• **DIRECTIONS**: Check every line below for the string "selected", and copy the lines that contain it.

• **Data items**:

★ ★ ★ ★

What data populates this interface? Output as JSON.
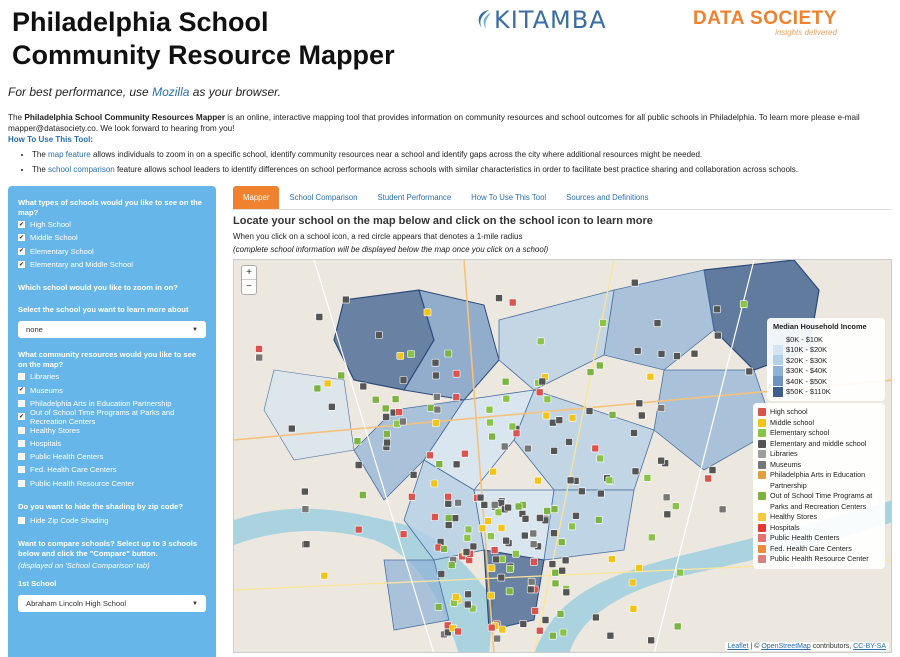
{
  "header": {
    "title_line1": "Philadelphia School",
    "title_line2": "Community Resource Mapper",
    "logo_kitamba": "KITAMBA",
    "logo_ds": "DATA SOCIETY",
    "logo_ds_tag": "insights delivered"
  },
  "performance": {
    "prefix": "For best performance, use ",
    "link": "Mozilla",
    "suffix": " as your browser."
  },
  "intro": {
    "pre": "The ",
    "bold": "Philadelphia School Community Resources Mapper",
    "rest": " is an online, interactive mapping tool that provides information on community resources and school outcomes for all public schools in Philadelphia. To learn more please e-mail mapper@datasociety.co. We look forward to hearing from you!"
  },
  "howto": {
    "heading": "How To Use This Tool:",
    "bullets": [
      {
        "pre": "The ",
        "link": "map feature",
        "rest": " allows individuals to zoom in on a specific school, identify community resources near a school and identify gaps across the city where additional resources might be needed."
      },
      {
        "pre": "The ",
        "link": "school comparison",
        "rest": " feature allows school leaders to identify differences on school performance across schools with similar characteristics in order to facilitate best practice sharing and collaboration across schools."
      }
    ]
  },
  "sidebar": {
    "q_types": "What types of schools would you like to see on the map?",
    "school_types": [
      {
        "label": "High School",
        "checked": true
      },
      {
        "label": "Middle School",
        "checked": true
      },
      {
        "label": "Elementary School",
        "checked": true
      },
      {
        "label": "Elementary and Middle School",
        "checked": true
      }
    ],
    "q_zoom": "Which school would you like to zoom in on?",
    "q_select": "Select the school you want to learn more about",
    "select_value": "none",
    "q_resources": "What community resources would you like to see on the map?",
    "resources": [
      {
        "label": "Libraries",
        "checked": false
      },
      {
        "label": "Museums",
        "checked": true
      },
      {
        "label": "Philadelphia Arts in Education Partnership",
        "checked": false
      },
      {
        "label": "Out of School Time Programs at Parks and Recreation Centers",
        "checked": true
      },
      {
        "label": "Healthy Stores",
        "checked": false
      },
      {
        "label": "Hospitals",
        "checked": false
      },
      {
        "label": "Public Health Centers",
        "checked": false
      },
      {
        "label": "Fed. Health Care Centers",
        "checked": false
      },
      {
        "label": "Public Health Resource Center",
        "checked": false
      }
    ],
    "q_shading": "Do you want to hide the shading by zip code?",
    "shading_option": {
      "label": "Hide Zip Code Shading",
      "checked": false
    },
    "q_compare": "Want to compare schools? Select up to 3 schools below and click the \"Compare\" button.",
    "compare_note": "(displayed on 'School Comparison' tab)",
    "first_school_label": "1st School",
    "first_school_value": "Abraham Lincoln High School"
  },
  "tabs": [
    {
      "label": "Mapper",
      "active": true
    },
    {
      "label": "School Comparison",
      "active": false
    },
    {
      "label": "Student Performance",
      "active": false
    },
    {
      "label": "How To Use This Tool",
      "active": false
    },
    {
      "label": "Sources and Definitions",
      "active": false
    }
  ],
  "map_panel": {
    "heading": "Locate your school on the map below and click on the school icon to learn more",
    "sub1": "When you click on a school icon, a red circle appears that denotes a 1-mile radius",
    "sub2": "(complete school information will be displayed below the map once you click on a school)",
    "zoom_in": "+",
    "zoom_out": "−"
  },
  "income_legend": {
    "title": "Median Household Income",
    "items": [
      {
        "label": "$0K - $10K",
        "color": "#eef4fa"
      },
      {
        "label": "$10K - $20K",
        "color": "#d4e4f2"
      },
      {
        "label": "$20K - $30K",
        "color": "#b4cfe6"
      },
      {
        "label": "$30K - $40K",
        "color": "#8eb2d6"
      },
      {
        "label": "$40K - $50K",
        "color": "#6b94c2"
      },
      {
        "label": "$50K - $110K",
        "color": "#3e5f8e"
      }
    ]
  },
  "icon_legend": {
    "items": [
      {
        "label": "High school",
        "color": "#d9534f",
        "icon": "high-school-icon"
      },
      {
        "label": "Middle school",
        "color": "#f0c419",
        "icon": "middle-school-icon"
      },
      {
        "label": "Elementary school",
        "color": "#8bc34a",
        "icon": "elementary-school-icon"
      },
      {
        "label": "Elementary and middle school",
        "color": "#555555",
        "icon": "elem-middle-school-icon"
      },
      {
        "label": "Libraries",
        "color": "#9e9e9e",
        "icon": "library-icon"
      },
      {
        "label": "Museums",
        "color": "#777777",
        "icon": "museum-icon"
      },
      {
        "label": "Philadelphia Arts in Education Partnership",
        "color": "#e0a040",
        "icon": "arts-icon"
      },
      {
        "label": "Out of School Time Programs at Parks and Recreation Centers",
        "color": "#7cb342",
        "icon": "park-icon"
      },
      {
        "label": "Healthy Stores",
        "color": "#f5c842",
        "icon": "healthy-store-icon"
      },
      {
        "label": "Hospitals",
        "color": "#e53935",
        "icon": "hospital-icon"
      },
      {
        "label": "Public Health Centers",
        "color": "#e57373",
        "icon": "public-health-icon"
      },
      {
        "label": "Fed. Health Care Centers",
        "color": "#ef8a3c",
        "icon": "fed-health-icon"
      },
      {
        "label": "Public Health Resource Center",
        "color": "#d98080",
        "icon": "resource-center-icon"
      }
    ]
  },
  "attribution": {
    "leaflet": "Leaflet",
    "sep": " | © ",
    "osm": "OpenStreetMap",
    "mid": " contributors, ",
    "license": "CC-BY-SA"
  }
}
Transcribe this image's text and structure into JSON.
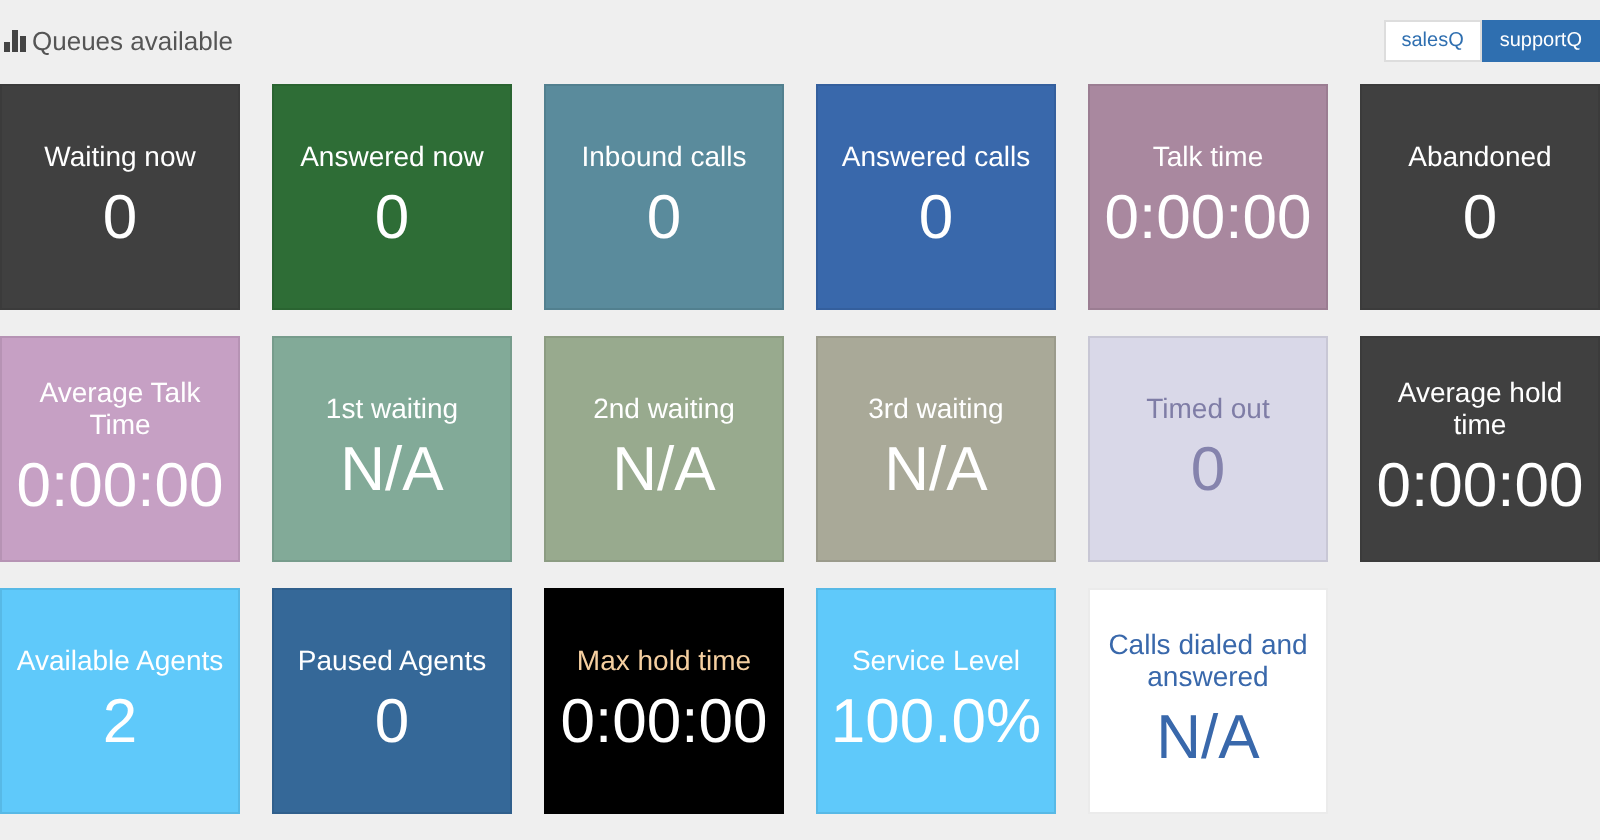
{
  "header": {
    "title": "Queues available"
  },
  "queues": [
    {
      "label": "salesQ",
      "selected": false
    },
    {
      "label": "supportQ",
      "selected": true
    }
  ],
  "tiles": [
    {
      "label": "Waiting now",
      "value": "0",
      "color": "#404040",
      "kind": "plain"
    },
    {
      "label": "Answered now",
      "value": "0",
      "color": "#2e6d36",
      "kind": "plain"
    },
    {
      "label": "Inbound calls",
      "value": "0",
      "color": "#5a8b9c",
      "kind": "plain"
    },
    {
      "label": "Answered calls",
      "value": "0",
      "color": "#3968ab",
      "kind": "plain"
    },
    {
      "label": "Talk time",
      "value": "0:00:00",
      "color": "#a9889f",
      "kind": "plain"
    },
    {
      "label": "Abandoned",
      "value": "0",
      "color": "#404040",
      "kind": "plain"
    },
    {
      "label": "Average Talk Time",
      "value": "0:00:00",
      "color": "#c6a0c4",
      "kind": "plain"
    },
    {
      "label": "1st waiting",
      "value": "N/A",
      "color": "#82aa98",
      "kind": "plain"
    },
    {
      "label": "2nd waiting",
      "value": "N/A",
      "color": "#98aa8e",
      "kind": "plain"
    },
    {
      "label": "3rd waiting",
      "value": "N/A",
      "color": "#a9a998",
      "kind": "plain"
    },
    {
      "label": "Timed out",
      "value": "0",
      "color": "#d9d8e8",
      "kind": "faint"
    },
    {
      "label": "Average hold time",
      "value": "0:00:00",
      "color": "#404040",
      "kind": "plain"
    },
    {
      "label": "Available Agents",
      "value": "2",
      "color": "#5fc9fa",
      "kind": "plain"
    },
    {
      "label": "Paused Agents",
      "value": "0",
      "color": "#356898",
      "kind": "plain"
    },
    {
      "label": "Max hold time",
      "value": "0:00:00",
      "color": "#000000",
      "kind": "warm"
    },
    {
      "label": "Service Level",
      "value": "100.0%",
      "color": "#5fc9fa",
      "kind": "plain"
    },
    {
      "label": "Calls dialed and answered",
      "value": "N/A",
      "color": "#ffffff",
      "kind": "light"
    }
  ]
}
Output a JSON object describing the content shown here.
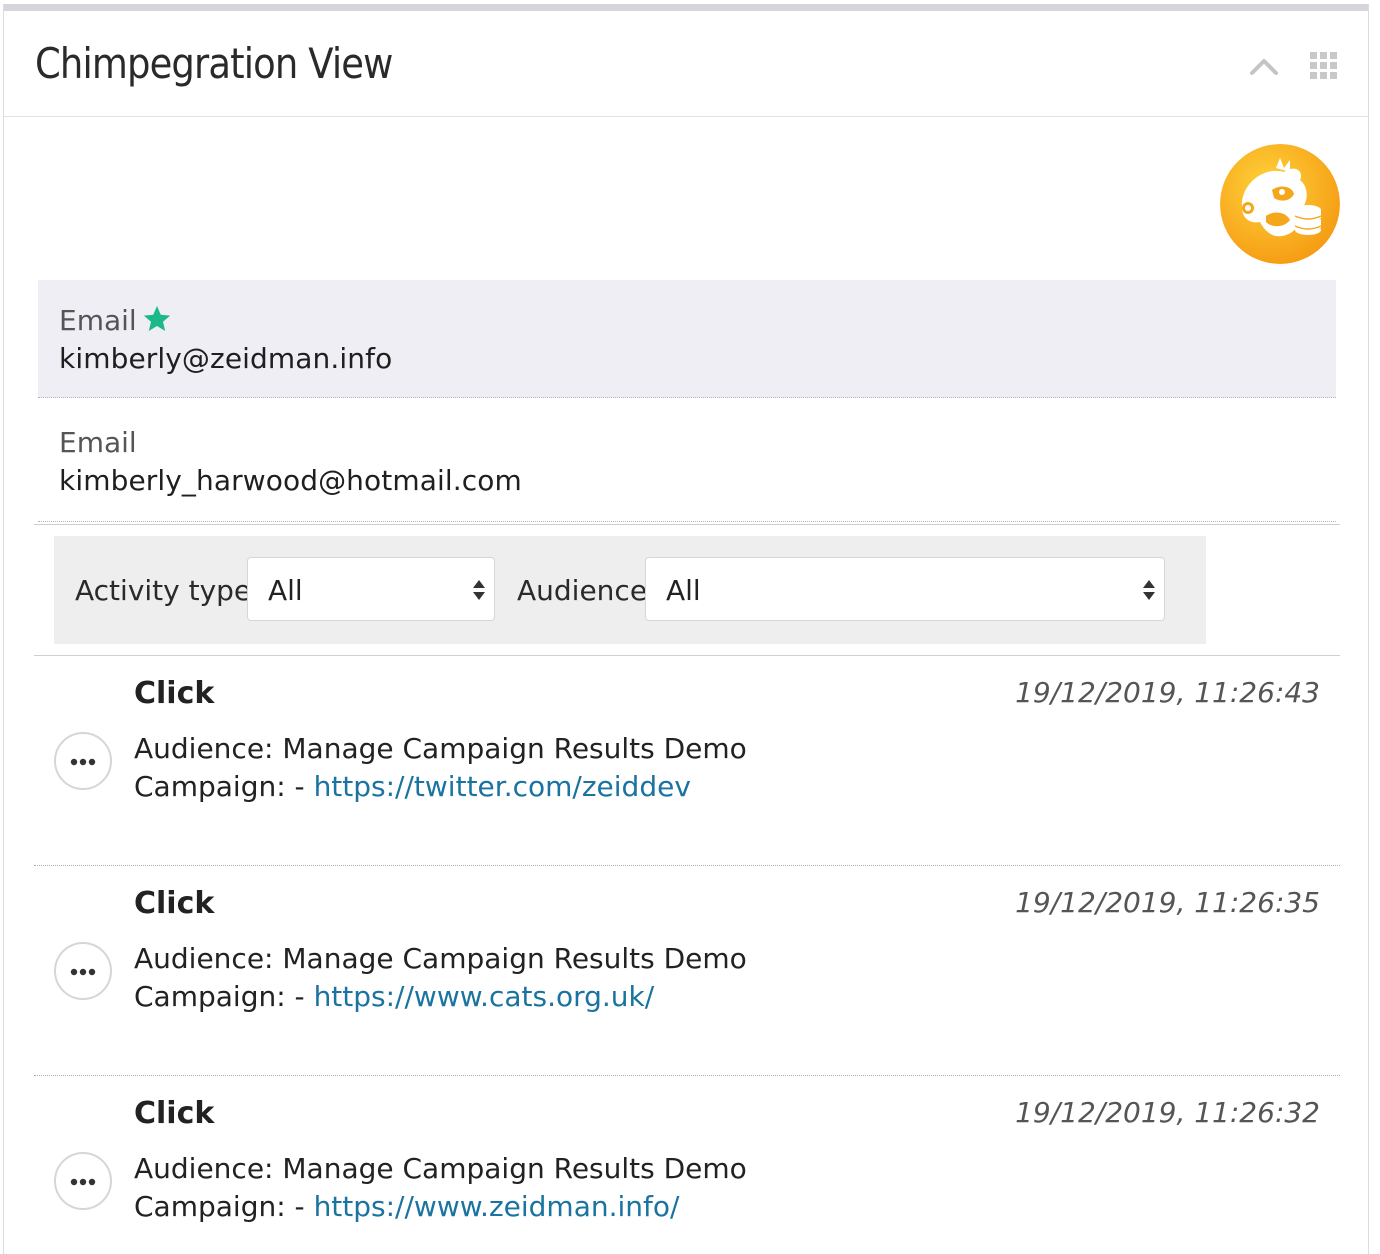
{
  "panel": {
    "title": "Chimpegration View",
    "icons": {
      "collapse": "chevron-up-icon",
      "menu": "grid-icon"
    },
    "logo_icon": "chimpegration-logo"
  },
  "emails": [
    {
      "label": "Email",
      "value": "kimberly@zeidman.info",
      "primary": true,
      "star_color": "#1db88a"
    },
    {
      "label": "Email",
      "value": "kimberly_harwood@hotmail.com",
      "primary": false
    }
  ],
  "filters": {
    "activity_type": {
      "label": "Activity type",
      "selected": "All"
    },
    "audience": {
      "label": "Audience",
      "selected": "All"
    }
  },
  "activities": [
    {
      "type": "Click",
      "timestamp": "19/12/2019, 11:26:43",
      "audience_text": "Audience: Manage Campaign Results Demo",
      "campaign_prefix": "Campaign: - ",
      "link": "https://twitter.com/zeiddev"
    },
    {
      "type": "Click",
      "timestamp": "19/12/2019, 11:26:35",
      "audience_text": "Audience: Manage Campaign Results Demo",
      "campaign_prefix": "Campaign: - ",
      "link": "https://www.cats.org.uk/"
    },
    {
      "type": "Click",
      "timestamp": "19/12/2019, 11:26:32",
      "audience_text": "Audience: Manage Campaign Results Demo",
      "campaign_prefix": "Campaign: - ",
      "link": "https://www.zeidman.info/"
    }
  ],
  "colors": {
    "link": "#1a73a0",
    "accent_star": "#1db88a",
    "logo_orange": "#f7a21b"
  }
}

★ ★ ★ ★

• **RESPONSE TO THE EXERCISE**:
      "selected": false
      "selected": true
      "selected": "All"
      "selected": "All"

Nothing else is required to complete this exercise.